| Goal of the exercise |
Repeat the material verbatim and drop the pictures.

| Dataset content |

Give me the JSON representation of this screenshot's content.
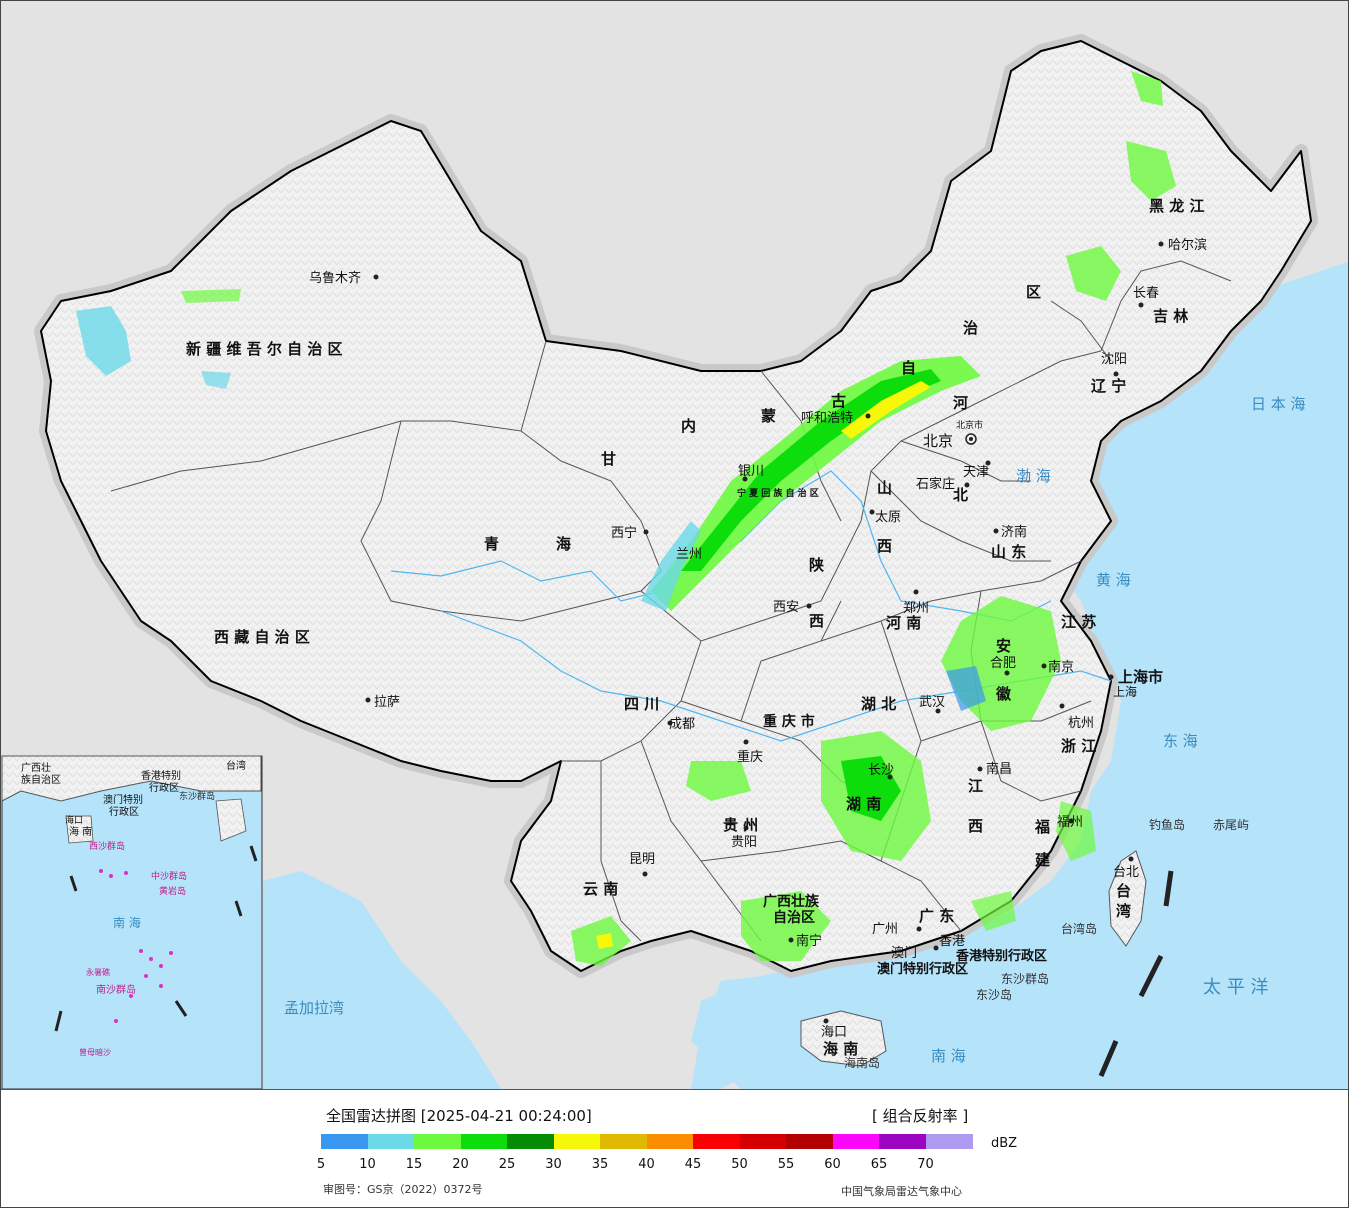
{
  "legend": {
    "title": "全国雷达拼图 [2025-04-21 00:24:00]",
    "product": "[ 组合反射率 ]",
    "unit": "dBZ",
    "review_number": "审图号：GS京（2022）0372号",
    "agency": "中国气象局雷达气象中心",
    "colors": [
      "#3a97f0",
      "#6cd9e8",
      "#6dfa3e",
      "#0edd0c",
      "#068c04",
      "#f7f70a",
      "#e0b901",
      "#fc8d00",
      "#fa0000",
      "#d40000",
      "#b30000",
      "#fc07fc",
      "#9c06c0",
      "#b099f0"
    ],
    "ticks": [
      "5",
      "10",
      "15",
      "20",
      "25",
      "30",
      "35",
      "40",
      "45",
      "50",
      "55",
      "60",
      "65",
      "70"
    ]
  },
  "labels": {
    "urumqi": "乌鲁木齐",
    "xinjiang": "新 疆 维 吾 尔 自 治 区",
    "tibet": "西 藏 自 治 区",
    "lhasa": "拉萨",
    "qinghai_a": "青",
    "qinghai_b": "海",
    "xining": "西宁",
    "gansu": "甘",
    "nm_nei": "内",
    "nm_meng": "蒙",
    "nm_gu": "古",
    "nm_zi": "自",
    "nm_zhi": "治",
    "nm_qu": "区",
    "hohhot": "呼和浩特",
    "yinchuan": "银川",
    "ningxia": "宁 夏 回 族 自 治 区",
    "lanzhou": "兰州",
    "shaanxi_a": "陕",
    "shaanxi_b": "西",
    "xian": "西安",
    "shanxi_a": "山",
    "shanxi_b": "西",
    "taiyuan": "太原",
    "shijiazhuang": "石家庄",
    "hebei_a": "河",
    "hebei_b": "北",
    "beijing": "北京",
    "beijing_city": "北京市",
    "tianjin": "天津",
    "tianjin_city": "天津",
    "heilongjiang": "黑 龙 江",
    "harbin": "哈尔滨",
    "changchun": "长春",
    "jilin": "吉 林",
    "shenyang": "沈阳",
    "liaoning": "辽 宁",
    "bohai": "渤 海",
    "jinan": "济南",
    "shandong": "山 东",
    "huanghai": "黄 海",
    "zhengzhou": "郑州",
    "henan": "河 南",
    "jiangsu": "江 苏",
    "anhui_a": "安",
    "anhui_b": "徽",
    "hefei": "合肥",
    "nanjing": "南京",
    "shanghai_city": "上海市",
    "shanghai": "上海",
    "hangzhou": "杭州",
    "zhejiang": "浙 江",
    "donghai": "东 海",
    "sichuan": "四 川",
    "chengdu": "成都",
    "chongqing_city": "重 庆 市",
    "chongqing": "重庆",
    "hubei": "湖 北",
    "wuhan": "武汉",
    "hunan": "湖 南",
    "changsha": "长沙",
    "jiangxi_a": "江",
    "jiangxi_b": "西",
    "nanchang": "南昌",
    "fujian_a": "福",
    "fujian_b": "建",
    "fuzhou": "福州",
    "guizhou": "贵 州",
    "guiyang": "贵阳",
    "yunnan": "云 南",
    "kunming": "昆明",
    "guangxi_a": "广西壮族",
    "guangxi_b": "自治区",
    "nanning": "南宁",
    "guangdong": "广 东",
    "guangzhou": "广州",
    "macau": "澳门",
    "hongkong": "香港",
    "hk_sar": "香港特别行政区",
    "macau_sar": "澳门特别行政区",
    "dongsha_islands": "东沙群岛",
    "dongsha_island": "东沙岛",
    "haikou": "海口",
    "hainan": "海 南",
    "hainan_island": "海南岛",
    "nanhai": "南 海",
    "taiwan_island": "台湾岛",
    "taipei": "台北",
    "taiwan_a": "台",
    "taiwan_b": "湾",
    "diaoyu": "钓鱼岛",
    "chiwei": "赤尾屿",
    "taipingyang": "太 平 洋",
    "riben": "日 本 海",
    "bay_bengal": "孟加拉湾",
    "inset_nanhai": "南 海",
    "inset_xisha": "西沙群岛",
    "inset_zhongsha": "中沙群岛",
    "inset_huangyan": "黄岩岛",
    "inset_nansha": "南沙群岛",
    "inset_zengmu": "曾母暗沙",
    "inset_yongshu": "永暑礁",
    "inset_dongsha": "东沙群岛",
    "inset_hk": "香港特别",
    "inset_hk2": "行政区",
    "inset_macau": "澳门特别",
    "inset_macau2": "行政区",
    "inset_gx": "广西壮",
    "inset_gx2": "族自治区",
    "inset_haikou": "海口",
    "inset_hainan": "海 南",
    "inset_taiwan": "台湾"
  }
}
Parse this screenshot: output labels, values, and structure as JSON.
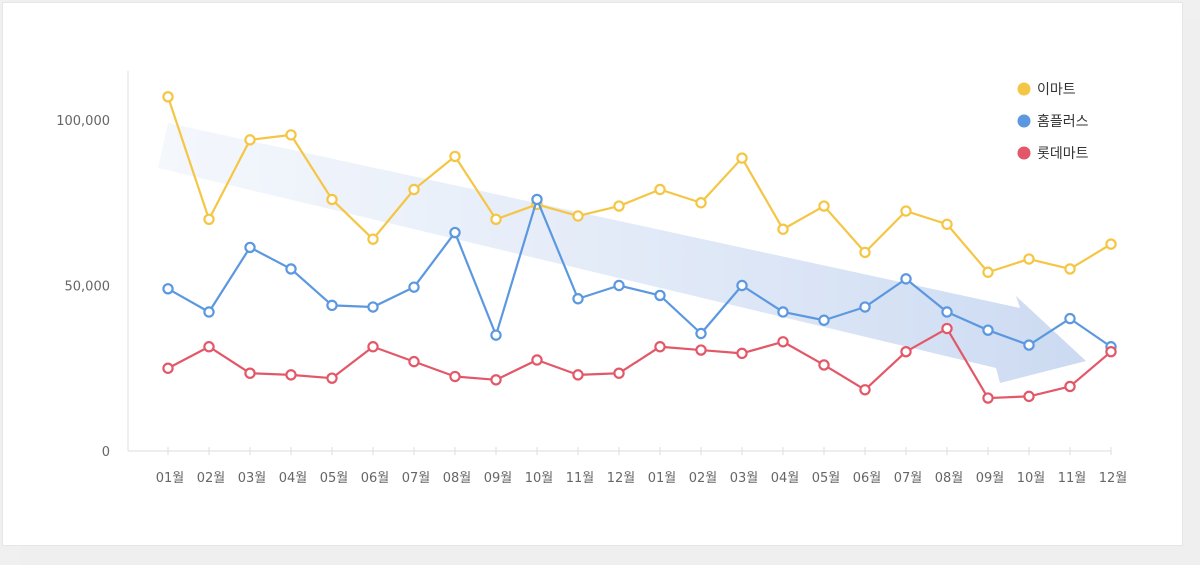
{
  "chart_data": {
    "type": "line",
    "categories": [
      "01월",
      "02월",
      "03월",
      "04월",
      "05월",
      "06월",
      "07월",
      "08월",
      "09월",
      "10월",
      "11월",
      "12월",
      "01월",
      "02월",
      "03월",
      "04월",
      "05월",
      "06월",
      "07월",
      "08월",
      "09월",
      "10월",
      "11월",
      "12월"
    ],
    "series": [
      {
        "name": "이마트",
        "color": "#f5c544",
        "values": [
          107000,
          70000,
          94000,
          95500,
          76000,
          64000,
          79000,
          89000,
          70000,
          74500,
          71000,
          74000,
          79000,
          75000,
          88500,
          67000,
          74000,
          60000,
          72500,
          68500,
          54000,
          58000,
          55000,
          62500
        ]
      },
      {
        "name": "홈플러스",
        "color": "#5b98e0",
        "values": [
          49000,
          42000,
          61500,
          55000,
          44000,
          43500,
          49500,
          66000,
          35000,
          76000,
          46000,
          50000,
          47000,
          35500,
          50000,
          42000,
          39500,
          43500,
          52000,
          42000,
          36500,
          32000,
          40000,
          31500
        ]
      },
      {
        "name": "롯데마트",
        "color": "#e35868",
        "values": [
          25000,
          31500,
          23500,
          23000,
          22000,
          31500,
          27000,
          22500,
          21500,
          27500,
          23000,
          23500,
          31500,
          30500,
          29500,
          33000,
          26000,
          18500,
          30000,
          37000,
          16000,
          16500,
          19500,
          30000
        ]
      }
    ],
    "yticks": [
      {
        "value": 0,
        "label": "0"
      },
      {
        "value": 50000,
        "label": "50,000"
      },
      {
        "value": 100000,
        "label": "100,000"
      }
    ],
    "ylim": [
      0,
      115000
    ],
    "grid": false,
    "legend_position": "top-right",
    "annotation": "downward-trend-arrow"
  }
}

| Solution to the exercise |
Give me the JSON representation of this screenshot's content.
{
  "legend": {
    "title": "全国雷达拼图 [2025-04-21 00:24:00]",
    "product": "[ 组合反射率 ]",
    "unit": "dBZ",
    "review_number": "审图号：GS京（2022）0372号",
    "agency": "中国气象局雷达气象中心",
    "colors": [
      "#3a97f0",
      "#6cd9e8",
      "#6dfa3e",
      "#0edd0c",
      "#068c04",
      "#f7f70a",
      "#e0b901",
      "#fc8d00",
      "#fa0000",
      "#d40000",
      "#b30000",
      "#fc07fc",
      "#9c06c0",
      "#b099f0"
    ],
    "ticks": [
      "5",
      "10",
      "15",
      "20",
      "25",
      "30",
      "35",
      "40",
      "45",
      "50",
      "55",
      "60",
      "65",
      "70"
    ]
  },
  "labels": {
    "urumqi": "乌鲁木齐",
    "xinjiang": "新 疆 维 吾 尔 自 治 区",
    "tibet": "西 藏 自 治 区",
    "lhasa": "拉萨",
    "qinghai_a": "青",
    "qinghai_b": "海",
    "xining": "西宁",
    "gansu": "甘",
    "nm_nei": "内",
    "nm_meng": "蒙",
    "nm_gu": "古",
    "nm_zi": "自",
    "nm_zhi": "治",
    "nm_qu": "区",
    "hohhot": "呼和浩特",
    "yinchuan": "银川",
    "ningxia": "宁 夏 回 族 自 治 区",
    "lanzhou": "兰州",
    "shaanxi_a": "陕",
    "shaanxi_b": "西",
    "xian": "西安",
    "shanxi_a": "山",
    "shanxi_b": "西",
    "taiyuan": "太原",
    "shijiazhuang": "石家庄",
    "hebei_a": "河",
    "hebei_b": "北",
    "beijing": "北京",
    "beijing_city": "北京市",
    "tianjin": "天津",
    "tianjin_city": "天津",
    "heilongjiang": "黑 龙 江",
    "harbin": "哈尔滨",
    "changchun": "长春",
    "jilin": "吉 林",
    "shenyang": "沈阳",
    "liaoning": "辽 宁",
    "bohai": "渤 海",
    "jinan": "济南",
    "shandong": "山 东",
    "huanghai": "黄 海",
    "zhengzhou": "郑州",
    "henan": "河 南",
    "jiangsu": "江 苏",
    "anhui_a": "安",
    "anhui_b": "徽",
    "hefei": "合肥",
    "nanjing": "南京",
    "shanghai_city": "上海市",
    "shanghai": "上海",
    "hangzhou": "杭州",
    "zhejiang": "浙 江",
    "donghai": "东 海",
    "sichuan": "四 川",
    "chengdu": "成都",
    "chongqing_city": "重 庆 市",
    "chongqing": "重庆",
    "hubei": "湖 北",
    "wuhan": "武汉",
    "hunan": "湖 南",
    "changsha": "长沙",
    "jiangxi_a": "江",
    "jiangxi_b": "西",
    "nanchang": "南昌",
    "fujian_a": "福",
    "fujian_b": "建",
    "fuzhou": "福州",
    "guizhou": "贵 州",
    "guiyang": "贵阳",
    "yunnan": "云 南",
    "kunming": "昆明",
    "guangxi_a": "广西壮族",
    "guangxi_b": "自治区",
    "nanning": "南宁",
    "guangdong": "广 东",
    "guangzhou": "广州",
    "macau": "澳门",
    "hongkong": "香港",
    "hk_sar": "香港特别行政区",
    "macau_sar": "澳门特别行政区",
    "dongsha_islands": "东沙群岛",
    "dongsha_island": "东沙岛",
    "haikou": "海口",
    "hainan": "海 南",
    "hainan_island": "海南岛",
    "nanhai": "南 海",
    "taiwan_island": "台湾岛",
    "taipei": "台北",
    "taiwan_a": "台",
    "taiwan_b": "湾",
    "diaoyu": "钓鱼岛",
    "chiwei": "赤尾屿",
    "taipingyang": "太 平 洋",
    "riben": "日 本 海",
    "bay_bengal": "孟加拉湾",
    "inset_nanhai": "南 海",
    "inset_xisha": "西沙群岛",
    "inset_zhongsha": "中沙群岛",
    "inset_huangyan": "黄岩岛",
    "inset_nansha": "南沙群岛",
    "inset_zengmu": "曾母暗沙",
    "inset_yongshu": "永暑礁",
    "inset_dongsha": "东沙群岛",
    "inset_hk": "香港特别",
    "inset_hk2": "行政区",
    "inset_macau": "澳门特别",
    "inset_macau2": "行政区",
    "inset_gx": "广西壮",
    "inset_gx2": "族自治区",
    "inset_haikou": "海口",
    "inset_hainan": "海 南",
    "inset_taiwan": "台湾"
  }
}
Parse this screenshot: output labels, values, and structure as JSON.
{
  "chart_data": {
    "type": "line",
    "categories": [
      "01월",
      "02월",
      "03월",
      "04월",
      "05월",
      "06월",
      "07월",
      "08월",
      "09월",
      "10월",
      "11월",
      "12월",
      "01월",
      "02월",
      "03월",
      "04월",
      "05월",
      "06월",
      "07월",
      "08월",
      "09월",
      "10월",
      "11월",
      "12월"
    ],
    "series": [
      {
        "name": "이마트",
        "color": "#f5c544",
        "values": [
          107000,
          70000,
          94000,
          95500,
          76000,
          64000,
          79000,
          89000,
          70000,
          74500,
          71000,
          74000,
          79000,
          75000,
          88500,
          67000,
          74000,
          60000,
          72500,
          68500,
          54000,
          58000,
          55000,
          62500
        ]
      },
      {
        "name": "홈플러스",
        "color": "#5b98e0",
        "values": [
          49000,
          42000,
          61500,
          55000,
          44000,
          43500,
          49500,
          66000,
          35000,
          76000,
          46000,
          50000,
          47000,
          35500,
          50000,
          42000,
          39500,
          43500,
          52000,
          42000,
          36500,
          32000,
          40000,
          31500
        ]
      },
      {
        "name": "롯데마트",
        "color": "#e35868",
        "values": [
          25000,
          31500,
          23500,
          23000,
          22000,
          31500,
          27000,
          22500,
          21500,
          27500,
          23000,
          23500,
          31500,
          30500,
          29500,
          33000,
          26000,
          18500,
          30000,
          37000,
          16000,
          16500,
          19500,
          30000
        ]
      }
    ],
    "yticks": [
      {
        "value": 0,
        "label": "0"
      },
      {
        "value": 50000,
        "label": "50,000"
      },
      {
        "value": 100000,
        "label": "100,000"
      }
    ],
    "ylim": [
      0,
      115000
    ],
    "grid": false,
    "legend_position": "top-right",
    "annotation": "downward-trend-arrow"
  }
}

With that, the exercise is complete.